Element position data:
>>>

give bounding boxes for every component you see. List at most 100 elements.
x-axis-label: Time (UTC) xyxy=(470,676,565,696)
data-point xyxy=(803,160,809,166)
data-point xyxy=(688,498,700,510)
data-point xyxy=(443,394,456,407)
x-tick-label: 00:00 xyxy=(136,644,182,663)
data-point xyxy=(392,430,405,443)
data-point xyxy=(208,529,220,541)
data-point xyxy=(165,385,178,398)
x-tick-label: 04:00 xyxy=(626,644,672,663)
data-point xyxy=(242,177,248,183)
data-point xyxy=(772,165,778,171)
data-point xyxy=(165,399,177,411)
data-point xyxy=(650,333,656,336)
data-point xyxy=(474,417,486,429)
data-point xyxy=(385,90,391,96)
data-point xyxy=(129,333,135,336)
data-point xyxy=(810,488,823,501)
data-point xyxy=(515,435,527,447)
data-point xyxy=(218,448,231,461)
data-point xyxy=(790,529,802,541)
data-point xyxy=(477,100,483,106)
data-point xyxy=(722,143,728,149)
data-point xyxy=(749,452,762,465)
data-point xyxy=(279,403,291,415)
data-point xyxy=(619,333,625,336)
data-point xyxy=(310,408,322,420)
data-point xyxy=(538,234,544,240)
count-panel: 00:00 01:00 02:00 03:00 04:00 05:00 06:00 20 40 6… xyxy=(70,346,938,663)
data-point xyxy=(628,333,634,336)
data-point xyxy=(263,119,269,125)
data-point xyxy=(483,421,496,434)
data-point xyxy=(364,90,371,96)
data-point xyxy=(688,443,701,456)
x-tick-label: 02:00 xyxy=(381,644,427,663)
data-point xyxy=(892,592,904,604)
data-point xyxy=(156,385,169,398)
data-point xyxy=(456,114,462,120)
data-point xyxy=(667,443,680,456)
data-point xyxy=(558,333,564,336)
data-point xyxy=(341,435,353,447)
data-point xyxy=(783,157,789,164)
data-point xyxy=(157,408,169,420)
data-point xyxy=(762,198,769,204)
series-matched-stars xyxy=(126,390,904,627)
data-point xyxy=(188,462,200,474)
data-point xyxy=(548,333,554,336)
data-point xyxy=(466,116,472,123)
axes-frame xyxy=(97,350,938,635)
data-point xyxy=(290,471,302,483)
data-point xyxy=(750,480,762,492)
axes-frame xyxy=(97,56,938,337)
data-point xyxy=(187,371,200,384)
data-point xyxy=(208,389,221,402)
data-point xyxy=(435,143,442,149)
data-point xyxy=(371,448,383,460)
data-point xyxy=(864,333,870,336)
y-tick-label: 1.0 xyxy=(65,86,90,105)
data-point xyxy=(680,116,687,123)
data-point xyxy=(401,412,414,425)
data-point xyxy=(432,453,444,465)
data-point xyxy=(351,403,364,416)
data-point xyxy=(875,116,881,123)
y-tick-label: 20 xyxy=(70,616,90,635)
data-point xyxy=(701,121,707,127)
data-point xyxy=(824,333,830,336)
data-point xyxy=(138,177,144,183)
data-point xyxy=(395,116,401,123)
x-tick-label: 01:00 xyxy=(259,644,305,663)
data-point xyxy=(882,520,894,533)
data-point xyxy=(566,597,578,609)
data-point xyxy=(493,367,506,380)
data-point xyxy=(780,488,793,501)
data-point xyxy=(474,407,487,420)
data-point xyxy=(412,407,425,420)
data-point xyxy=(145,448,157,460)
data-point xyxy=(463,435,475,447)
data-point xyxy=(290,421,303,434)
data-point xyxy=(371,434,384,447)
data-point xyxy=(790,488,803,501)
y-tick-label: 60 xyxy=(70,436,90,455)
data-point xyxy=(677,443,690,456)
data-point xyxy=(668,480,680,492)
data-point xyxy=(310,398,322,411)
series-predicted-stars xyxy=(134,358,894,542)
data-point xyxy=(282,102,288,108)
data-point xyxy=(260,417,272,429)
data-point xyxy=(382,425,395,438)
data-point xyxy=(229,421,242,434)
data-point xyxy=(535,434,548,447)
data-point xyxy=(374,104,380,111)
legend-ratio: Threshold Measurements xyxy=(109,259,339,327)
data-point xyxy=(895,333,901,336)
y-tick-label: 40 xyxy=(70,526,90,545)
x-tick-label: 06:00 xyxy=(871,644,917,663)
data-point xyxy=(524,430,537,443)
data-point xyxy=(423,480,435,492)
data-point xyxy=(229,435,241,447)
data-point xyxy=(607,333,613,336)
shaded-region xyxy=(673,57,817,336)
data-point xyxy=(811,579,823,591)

<<<

• _THE TASK_: Render every line of the material above as a numbered list, leaving out any blank lines.

• _TASK SOLUTION_:
1. give bounding boxes for every component you see. List at most 100 elements.
2. x-axis-label: Time (UTC) xyxy=(470,676,565,696)
3. data-point xyxy=(803,160,809,166)
4. data-point xyxy=(688,498,700,510)
5. data-point xyxy=(443,394,456,407)
6. x-tick-label: 00:00 xyxy=(136,644,182,663)
7. data-point xyxy=(392,430,405,443)
8. data-point xyxy=(208,529,220,541)
9. data-point xyxy=(165,385,178,398)
10. x-tick-label: 04:00 xyxy=(626,644,672,663)
11. data-point xyxy=(242,177,248,183)
12. data-point xyxy=(772,165,778,171)
13. data-point xyxy=(165,399,177,411)
14. data-point xyxy=(650,333,656,336)
15. data-point xyxy=(474,417,486,429)
16. data-point xyxy=(385,90,391,96)
17. data-point xyxy=(129,333,135,336)
18. data-point xyxy=(810,488,823,501)
19. data-point xyxy=(515,435,527,447)
20. data-point xyxy=(218,448,231,461)
21. data-point xyxy=(790,529,802,541)
22. data-point xyxy=(477,100,483,106)
23. data-point xyxy=(722,143,728,149)
24. data-point xyxy=(749,452,762,465)
25. data-point xyxy=(279,403,291,415)
26. data-point xyxy=(619,333,625,336)
27. data-point xyxy=(310,408,322,420)
28. data-point xyxy=(538,234,544,240)
29. count-panel: 00:00 01:00 02:00 03:00 04:00 05:00 06:00 20 40 6… xyxy=(70,346,938,663)
30. data-point xyxy=(628,333,634,336)
31. data-point xyxy=(263,119,269,125)
32. data-point xyxy=(483,421,496,434)
33. data-point xyxy=(364,90,371,96)
34. data-point xyxy=(688,443,701,456)
35. x-tick-label: 02:00 xyxy=(381,644,427,663)
36. data-point xyxy=(892,592,904,604)
37. data-point xyxy=(156,385,169,398)
38. data-point xyxy=(456,114,462,120)
39. data-point xyxy=(667,443,680,456)
40. data-point xyxy=(558,333,564,336)
41. data-point xyxy=(341,435,353,447)
42. data-point xyxy=(783,157,789,164)
43. data-point xyxy=(157,408,169,420)
44. data-point xyxy=(762,198,769,204)
45. series-matched-stars xyxy=(126,390,904,627)
46. data-point xyxy=(188,462,200,474)
47. data-point xyxy=(548,333,554,336)
48. data-point xyxy=(466,116,472,123)
49. axes-frame xyxy=(97,350,938,635)
50. data-point xyxy=(290,471,302,483)
51. data-point xyxy=(750,480,762,492)
52. axes-frame xyxy=(97,56,938,337)
53. data-point xyxy=(187,371,200,384)
54. data-point xyxy=(208,389,221,402)
55. data-point xyxy=(435,143,442,149)
56. data-point xyxy=(371,448,383,460)
57. data-point xyxy=(864,333,870,336)
58. y-tick-label: 1.0 xyxy=(65,86,90,105)
59. data-point xyxy=(680,116,687,123)
60. data-point xyxy=(401,412,414,425)
61. data-point xyxy=(432,453,444,465)
62. data-point xyxy=(351,403,364,416)
63. data-point xyxy=(875,116,881,123)
64. y-tick-label: 20 xyxy=(70,616,90,635)
65. data-point xyxy=(701,121,707,127)
66. data-point xyxy=(824,333,830,336)
67. data-point xyxy=(138,177,144,183)
68. data-point xyxy=(395,116,401,123)
69. x-tick-label: 01:00 xyxy=(259,644,305,663)
70. data-point xyxy=(882,520,894,533)
71. data-point xyxy=(566,597,578,609)
72. data-point xyxy=(493,367,506,380)
73. data-point xyxy=(780,488,793,501)
74. data-point xyxy=(474,407,487,420)
75. data-point xyxy=(412,407,425,420)
76. data-point xyxy=(145,448,157,460)
77. data-point xyxy=(463,435,475,447)
78. data-point xyxy=(290,421,303,434)
79. data-point xyxy=(371,434,384,447)
80. data-point xyxy=(790,488,803,501)
81. y-tick-label: 60 xyxy=(70,436,90,455)
82. data-point xyxy=(677,443,690,456)
83. data-point xyxy=(668,480,680,492)
84. data-point xyxy=(310,398,322,411)
85. series-predicted-stars xyxy=(134,358,894,542)
86. data-point xyxy=(282,102,288,108)
87. data-point xyxy=(260,417,272,429)
88. data-point xyxy=(382,425,395,438)
89. data-point xyxy=(229,421,242,434)
90. data-point xyxy=(535,434,548,447)
91. data-point xyxy=(374,104,380,111)
92. legend-ratio: Threshold Measurements xyxy=(109,259,339,327)
93. data-point xyxy=(895,333,901,336)
94. y-tick-label: 40 xyxy=(70,526,90,545)
95. x-tick-label: 06:00 xyxy=(871,644,917,663)
96. data-point xyxy=(524,430,537,443)
97. data-point xyxy=(423,480,435,492)
98. data-point xyxy=(229,435,241,447)
99. data-point xyxy=(607,333,613,336)
100. shaded-region xyxy=(673,57,817,336)
101. data-point xyxy=(811,579,823,591)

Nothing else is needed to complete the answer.